▶ _Exercise goal_: Count the lines below that contain the word "Adult", and give only that number.

[Some records]
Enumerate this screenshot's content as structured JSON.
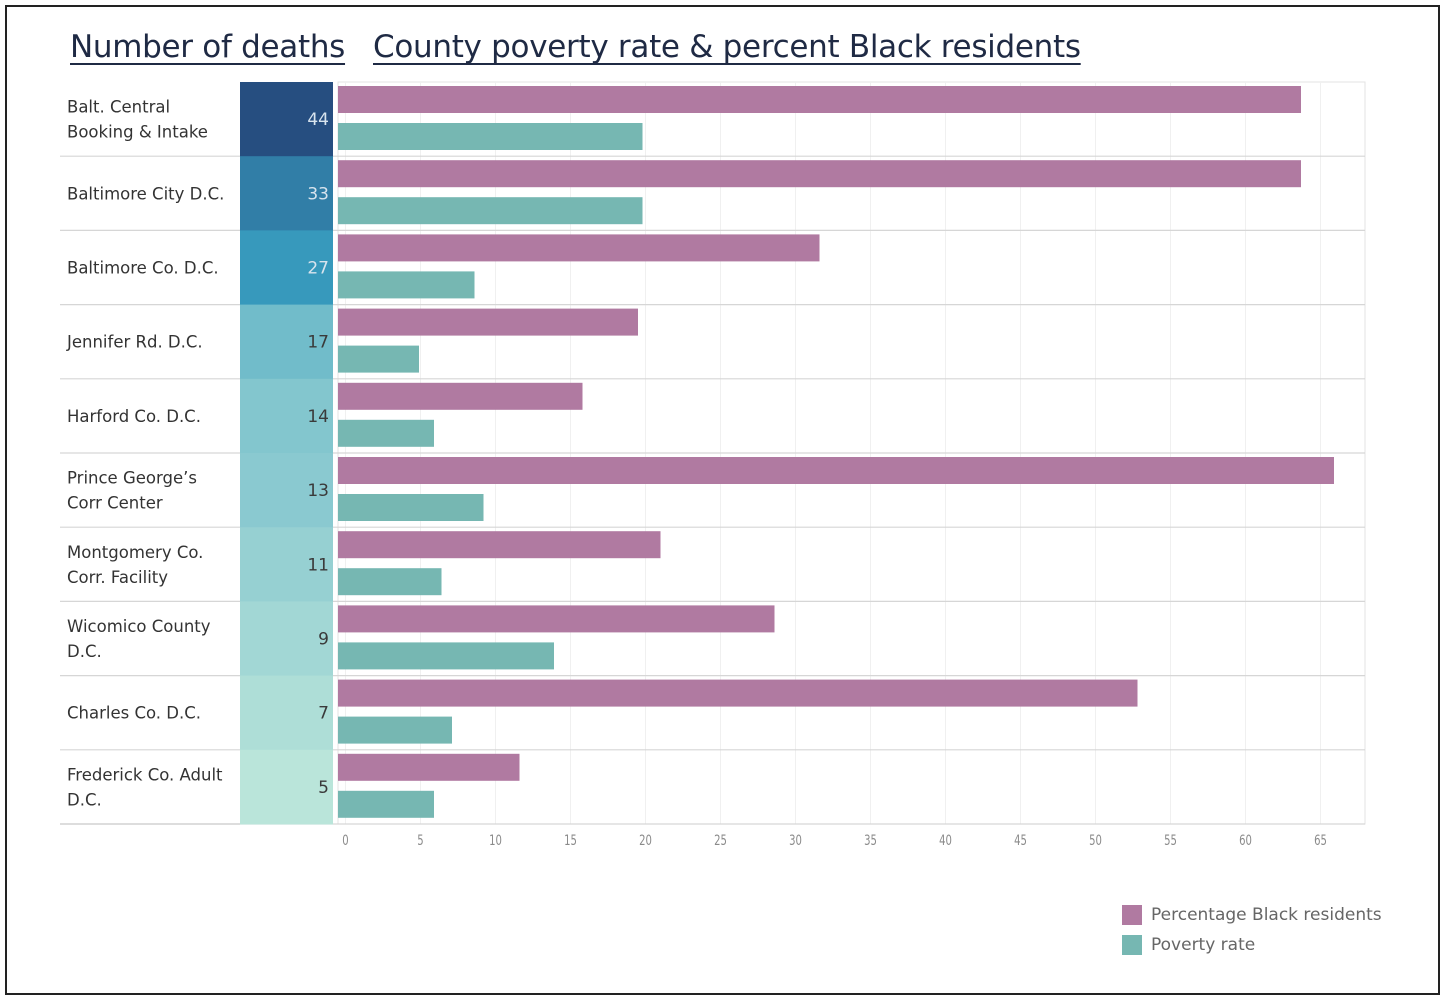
{
  "titles": {
    "left": "Number of deaths",
    "right": "County poverty rate & percent Black residents"
  },
  "colors": {
    "black_pct": "#b07aa1",
    "poverty": "#76b7b2",
    "frame": "#222222"
  },
  "legend": {
    "items": [
      {
        "label": "Percentage Black residents",
        "color": "#b07aa1"
      },
      {
        "label": "Poverty rate",
        "color": "#76b7b2"
      }
    ]
  },
  "chart_data": {
    "type": "bar",
    "orientation": "horizontal",
    "title": "County poverty rate & percent Black residents",
    "facilities": [
      "Balt. Central Booking & Intake",
      "Baltimore City D.C.",
      "Baltimore Co. D.C.",
      "Jennifer Rd. D.C.",
      "Harford Co. D.C.",
      "Prince George's Corr Center",
      "Montgomery Co. Corr. Facility",
      "Wicomico County D.C.",
      "Charles Co. D.C.",
      "Frederick Co. Adult D.C."
    ],
    "facility_label_lines": [
      [
        "Balt. Central",
        "Booking & Intake"
      ],
      [
        "Baltimore City D.C."
      ],
      [
        "Baltimore Co. D.C."
      ],
      [
        "Jennifer Rd. D.C."
      ],
      [
        "Harford Co. D.C."
      ],
      [
        "Prince George’s",
        "Corr Center"
      ],
      [
        "Montgomery Co.",
        "Corr. Facility"
      ],
      [
        "Wicomico County",
        "D.C."
      ],
      [
        "Charles Co. D.C."
      ],
      [
        "Frederick Co. Adult",
        "D.C."
      ]
    ],
    "deaths": [
      44,
      33,
      27,
      17,
      14,
      13,
      11,
      9,
      7,
      5
    ],
    "series": [
      {
        "name": "Percentage Black residents",
        "values": [
          63.7,
          63.7,
          31.6,
          19.5,
          15.8,
          65.9,
          21.0,
          28.6,
          52.8,
          11.6
        ]
      },
      {
        "name": "Poverty rate",
        "values": [
          19.8,
          19.8,
          8.6,
          4.9,
          5.9,
          9.2,
          6.4,
          13.9,
          7.1,
          5.9
        ]
      }
    ],
    "xlim": [
      0,
      68
    ],
    "xticks": [
      0,
      5,
      10,
      15,
      20,
      25,
      30,
      35,
      40,
      45,
      50,
      55,
      60,
      65
    ],
    "grid": "vertical",
    "legend_position": "bottom-right"
  }
}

▶ _Solved problem_: 2